BRANO ESTRATTO:
A Maria Tuinzing
Dopo la scrittura del Diario, Etty Hillesum scrisse le Lettere, tra il 1942 e il 1943.
Tra le tante Lettere di Etty, ce ne sono alcune particolarmente significative, che descrivono il modo in cui si trascorrevano le giornate nel campo di concentramento di Westerbork.
Tra le tante Lettere di Etty, ce ne sono alcune particolarmente significative, che descrivono il modo in cui si trascorrevano le giornate nel campo di concentramento di Westerbork.
In quella che ho scelto, Etty esprime, invece, soprattutto i suoi stati d'animo, e le sue preoccupazioni e paure, relativamente alla deportazione dei suoi genitori e di suo fratello Mischa, il più psichicamente fragile dei tre Hillesum.
Nelle righe della missiva, indirizzata all'amica Maria Tuinzing, Etty riferisce in particolar modo delle sue ansie su un possibile trasferimento in Polonia, ad Auschwitz, dove, in effetti, saranno poi deportati lei, suo fratello Mischa, e i suoi genitori, e lì moriranno, qualche tempo dopo, nel 1943.
Maria, ciao,
a decine di migliaia sono già
partiti da questo luogo, vestiti e nudi, vecchi e giovani, malati e sani – e
io ero ancora in grado di vivere e pensare e lavorare ed essere lieta. Adesso
anche i miei genitori dovranno partire, se non questa settimana per virtù di un
qualche miracolo, certamente la prossima – e io devo imparare ad accettare
anche questo. Mischa vuole accompagnarli e mi sembra che debba farlo, perderà
la testa se li vedrà partire. Io non lo farò, non posso. È più facile pregare per
qualcuno da lontano che vederlo soffrire da vicino. Non è per paura della
Polonia che non voglio seguire i miei genitori, ma per paura di vederli
soffrire. E dunque, anche questa è
viltà. La gente non vuole riconoscere che ad un certo punto non si può più fare, ma soltanto essere e accettare. Io
ho cominciato ad accettare già da molto tempo, ma si può farlo solo per se
stessi e non per gli altri, ed è per questo che sto passando un momento
terribilmente difficile, qui. La mamma e Mischa vogliono ancora fare qualcosa e
mettere il mondo sottosopra, e io sono del tutto impotente di fronte al loro
atteggiamento. Io non posso fare nulla, non l’ho mai potuto, posso solo
prendere le cose su di me e soffrire. In questo consiste la mia forza, ed è una
grande forza – ma per me stessa, non per gli altri. A papà e mamma hanno negato
il trasferimento a Barneveld, l’abbiamo saputo ieri. Devono tenersi pronti per
partire con il convoglio di martedì. Mischa vuole andare dal comandante e
dirgli che è un assassino, dovremo tenerlo d’occhio in questi giorni. Papà è
apparentemente molto tranquillo. Sarebbe però stato distrutto in pochi giorni
se fosse rimasto nella grande baracca e se non gli avessi trovato un posto
all’ospedale, ma anche lì la vita sta diventando più o meno invivibile per lui.

Voci degli elementi nei riquadri
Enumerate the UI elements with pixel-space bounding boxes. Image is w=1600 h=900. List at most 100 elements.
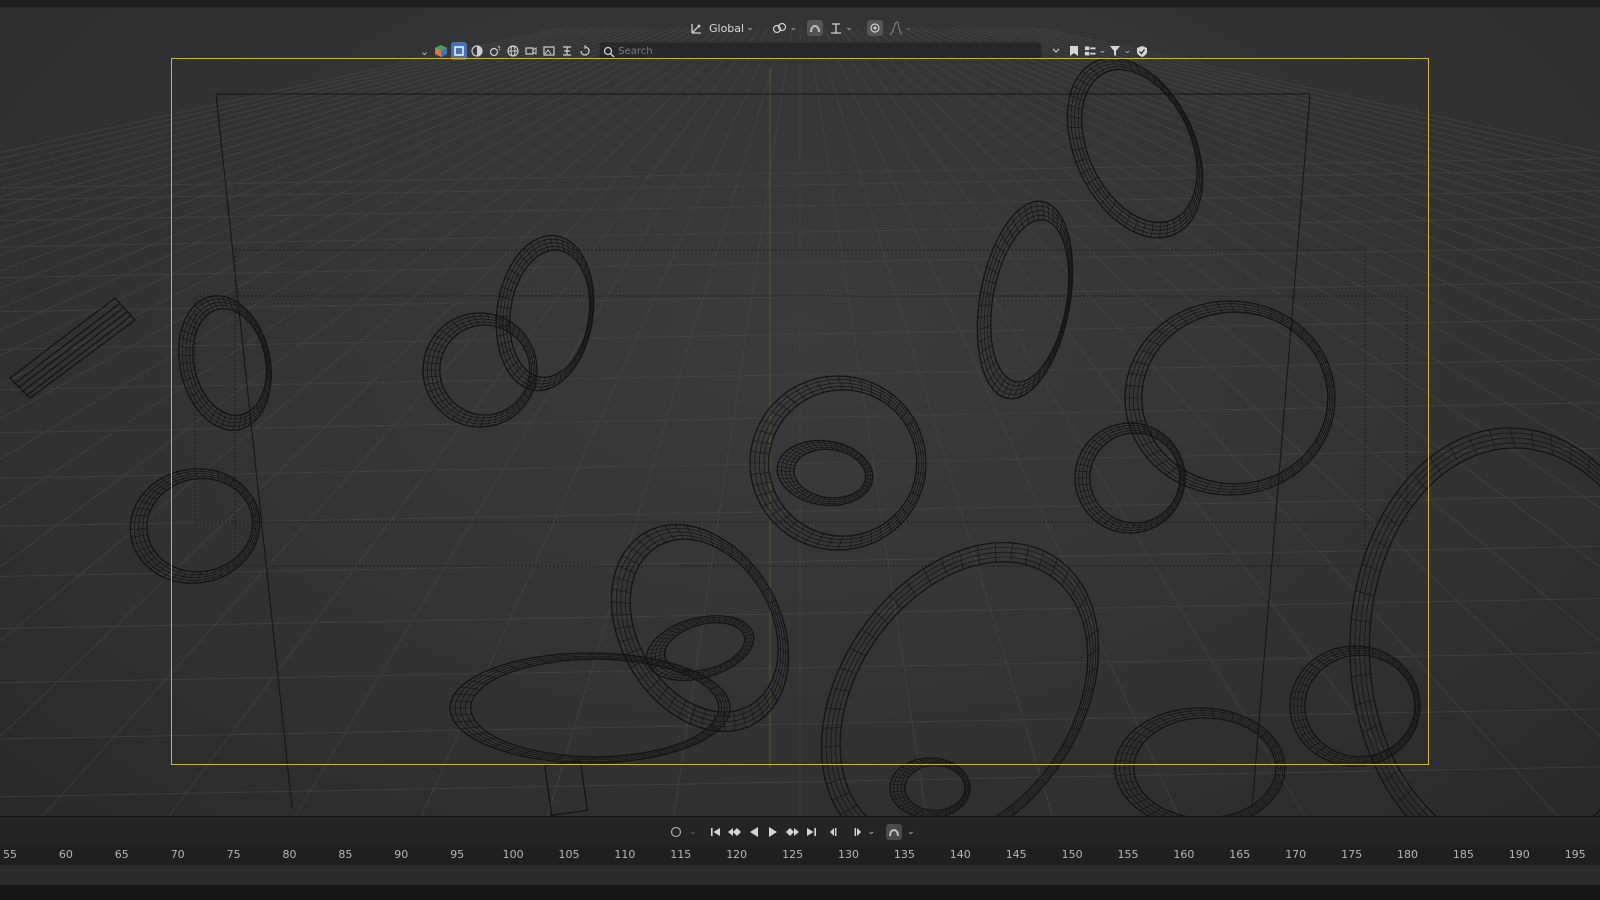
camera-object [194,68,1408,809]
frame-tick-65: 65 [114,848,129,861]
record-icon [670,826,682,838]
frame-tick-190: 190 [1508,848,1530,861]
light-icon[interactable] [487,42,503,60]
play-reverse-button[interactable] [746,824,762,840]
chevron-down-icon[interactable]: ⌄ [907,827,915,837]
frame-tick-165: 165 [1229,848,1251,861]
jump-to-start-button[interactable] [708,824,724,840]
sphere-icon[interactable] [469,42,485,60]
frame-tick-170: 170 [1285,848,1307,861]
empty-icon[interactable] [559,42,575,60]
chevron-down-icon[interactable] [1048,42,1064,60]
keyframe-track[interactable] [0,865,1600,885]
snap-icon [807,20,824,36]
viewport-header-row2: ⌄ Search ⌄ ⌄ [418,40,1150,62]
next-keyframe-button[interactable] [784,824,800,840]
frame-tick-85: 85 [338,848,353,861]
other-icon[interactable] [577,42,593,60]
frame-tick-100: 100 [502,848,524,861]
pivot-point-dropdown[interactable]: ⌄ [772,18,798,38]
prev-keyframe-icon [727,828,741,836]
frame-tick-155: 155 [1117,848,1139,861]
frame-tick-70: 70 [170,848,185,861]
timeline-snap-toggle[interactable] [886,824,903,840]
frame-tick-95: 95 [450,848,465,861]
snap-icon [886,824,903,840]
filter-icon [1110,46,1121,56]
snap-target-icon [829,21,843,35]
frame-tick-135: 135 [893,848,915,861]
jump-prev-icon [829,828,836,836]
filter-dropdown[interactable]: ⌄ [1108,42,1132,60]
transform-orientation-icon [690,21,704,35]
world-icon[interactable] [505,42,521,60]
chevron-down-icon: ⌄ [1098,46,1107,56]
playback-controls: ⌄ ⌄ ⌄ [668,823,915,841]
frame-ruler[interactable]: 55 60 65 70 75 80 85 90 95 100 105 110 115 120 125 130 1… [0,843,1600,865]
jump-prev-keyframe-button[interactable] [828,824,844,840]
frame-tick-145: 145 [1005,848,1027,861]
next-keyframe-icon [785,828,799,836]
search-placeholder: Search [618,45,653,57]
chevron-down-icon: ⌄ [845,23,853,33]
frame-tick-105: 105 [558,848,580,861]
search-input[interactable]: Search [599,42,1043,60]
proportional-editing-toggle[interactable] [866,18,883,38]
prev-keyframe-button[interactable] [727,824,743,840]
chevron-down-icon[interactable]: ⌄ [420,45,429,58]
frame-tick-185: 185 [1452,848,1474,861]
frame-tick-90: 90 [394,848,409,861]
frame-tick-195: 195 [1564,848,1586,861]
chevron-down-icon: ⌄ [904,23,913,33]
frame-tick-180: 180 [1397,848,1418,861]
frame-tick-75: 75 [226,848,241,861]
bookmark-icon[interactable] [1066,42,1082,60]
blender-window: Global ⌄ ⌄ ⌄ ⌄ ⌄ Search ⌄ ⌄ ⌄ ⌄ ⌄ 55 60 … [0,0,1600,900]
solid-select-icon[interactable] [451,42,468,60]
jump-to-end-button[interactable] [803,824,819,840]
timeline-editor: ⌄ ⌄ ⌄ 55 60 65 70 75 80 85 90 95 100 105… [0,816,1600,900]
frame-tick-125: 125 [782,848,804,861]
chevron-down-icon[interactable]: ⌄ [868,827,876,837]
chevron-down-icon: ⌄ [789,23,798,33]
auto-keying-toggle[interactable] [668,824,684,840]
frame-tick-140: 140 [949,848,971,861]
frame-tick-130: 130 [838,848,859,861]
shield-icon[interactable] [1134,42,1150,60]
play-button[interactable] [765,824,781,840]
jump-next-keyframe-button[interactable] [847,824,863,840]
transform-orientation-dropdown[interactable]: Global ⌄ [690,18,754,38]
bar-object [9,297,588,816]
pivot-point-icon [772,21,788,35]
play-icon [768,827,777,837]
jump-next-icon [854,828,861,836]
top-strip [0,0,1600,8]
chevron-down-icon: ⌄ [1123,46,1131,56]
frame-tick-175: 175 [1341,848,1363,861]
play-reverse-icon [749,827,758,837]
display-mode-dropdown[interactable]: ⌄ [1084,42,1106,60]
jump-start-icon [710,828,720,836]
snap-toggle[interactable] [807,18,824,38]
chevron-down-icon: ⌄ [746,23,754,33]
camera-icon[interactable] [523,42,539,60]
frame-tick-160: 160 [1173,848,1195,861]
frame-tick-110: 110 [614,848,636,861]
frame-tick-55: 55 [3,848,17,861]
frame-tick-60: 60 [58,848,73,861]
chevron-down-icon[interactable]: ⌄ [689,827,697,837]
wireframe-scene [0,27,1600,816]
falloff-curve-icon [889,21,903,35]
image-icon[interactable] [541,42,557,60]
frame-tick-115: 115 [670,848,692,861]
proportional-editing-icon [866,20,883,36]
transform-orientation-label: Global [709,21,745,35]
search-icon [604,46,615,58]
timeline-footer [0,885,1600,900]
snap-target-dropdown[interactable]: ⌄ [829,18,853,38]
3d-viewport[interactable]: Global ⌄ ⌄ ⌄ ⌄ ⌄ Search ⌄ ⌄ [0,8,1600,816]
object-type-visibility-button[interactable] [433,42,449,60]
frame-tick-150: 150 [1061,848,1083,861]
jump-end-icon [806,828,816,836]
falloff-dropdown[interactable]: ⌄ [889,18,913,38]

* * *

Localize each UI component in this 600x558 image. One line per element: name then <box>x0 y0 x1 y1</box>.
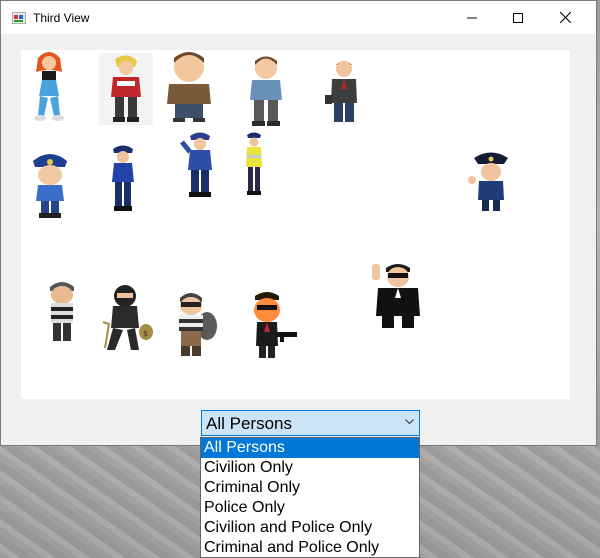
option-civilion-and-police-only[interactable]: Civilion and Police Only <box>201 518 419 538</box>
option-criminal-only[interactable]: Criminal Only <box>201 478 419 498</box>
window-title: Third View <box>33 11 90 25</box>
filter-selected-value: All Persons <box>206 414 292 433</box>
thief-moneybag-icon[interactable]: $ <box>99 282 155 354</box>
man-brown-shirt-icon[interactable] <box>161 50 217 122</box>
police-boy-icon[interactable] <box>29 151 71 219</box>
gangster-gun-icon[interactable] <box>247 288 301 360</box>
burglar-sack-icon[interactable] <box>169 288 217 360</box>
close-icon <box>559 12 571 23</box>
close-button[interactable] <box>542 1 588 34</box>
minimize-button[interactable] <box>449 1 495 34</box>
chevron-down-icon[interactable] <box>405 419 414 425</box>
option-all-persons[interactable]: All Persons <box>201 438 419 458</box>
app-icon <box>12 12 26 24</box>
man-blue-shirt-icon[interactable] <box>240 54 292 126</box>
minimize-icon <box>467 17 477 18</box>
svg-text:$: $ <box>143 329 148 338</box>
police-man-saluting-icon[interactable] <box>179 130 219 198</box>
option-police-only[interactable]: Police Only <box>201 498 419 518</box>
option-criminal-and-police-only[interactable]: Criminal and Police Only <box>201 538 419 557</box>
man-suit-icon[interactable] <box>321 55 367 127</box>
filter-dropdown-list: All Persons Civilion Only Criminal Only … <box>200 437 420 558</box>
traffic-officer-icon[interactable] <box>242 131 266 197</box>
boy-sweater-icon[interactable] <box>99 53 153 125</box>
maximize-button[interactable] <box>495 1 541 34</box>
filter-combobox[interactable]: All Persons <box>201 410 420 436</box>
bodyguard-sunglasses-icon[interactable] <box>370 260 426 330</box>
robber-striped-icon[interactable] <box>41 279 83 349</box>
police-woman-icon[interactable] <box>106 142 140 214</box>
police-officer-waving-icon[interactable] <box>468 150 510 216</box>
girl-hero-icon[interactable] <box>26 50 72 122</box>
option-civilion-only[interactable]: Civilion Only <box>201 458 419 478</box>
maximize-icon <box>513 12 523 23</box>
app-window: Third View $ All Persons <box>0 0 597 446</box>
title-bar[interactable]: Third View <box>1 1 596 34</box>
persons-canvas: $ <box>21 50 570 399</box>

OBIETTIVO: Puoi proseguire la lettera di Etty Hillesum a Maria Tuinzing, partendo subito dopo l'ultima frase riportata?

RISULTATO:
È completamente indifeso e non è in grado di cavarsela. Le mie preghiere non
sono come dovrebbero. So bene che bisogna pregare per gli altri, perché trovino
la forza di sopportare ogni cosa. Invece io dico sempre: Signore, fa che duri il
meno possibile. E così sono paralizzata in tutte le mie azioni. Da un lato
vorrei preparare i loro bagagli nel modo migliore, dall’altro so che tanto
glieli porteranno via – ne siamo sempre più sicuri -, e dunque perché
trascinarsi dietro tutto quel peso? Qui a Westerbork ho un amico. Era sulla
lista dei deportati, la settimana scorsa. Quando sono andata da lui era diritto
come un fuso, il volto calmo, lo zaino pronto accanto al letto, non abbiamo parlato
della sua partenza, mi ha letto diverse cose che aveva scritto ed abbiamo
ancora un po’ filosofato. Non ci siamo resi le cose difficili con il nostro dolore
per l’imminente distacco, abbiamo riso e ci siamo detti che ci saremmo rivisti.
Eravamo ambedue in grado di sopportare il nostro destino. Ed è proprio questa
la cosa che fa disperare, qui: la maggior parte delle persone non è in grado di
sopportare il proprio destino e lo scarica sulle spalle altrui. E sotto quel
peso, non sotto il proprio, si potrebbe anche soccombere. Io mi sento in grado
di affrontare il mio destino, ma non quello dei miei genitori. Questa è l’ultima
lettera che posso scrivere, per ora. Oggi pomeriggio dobbiamo consegnare i
nostri documenti di identità e diventiamo ufficialmente “residenti del campo”.
Perciò dovrai avere un po’ di pazienza con le mie notizie. Forse riuscirò a
contrabbandare una lettera prima o poi. Le tue due lettere sono arrivate. Ciao
Maria – amichetta mia -.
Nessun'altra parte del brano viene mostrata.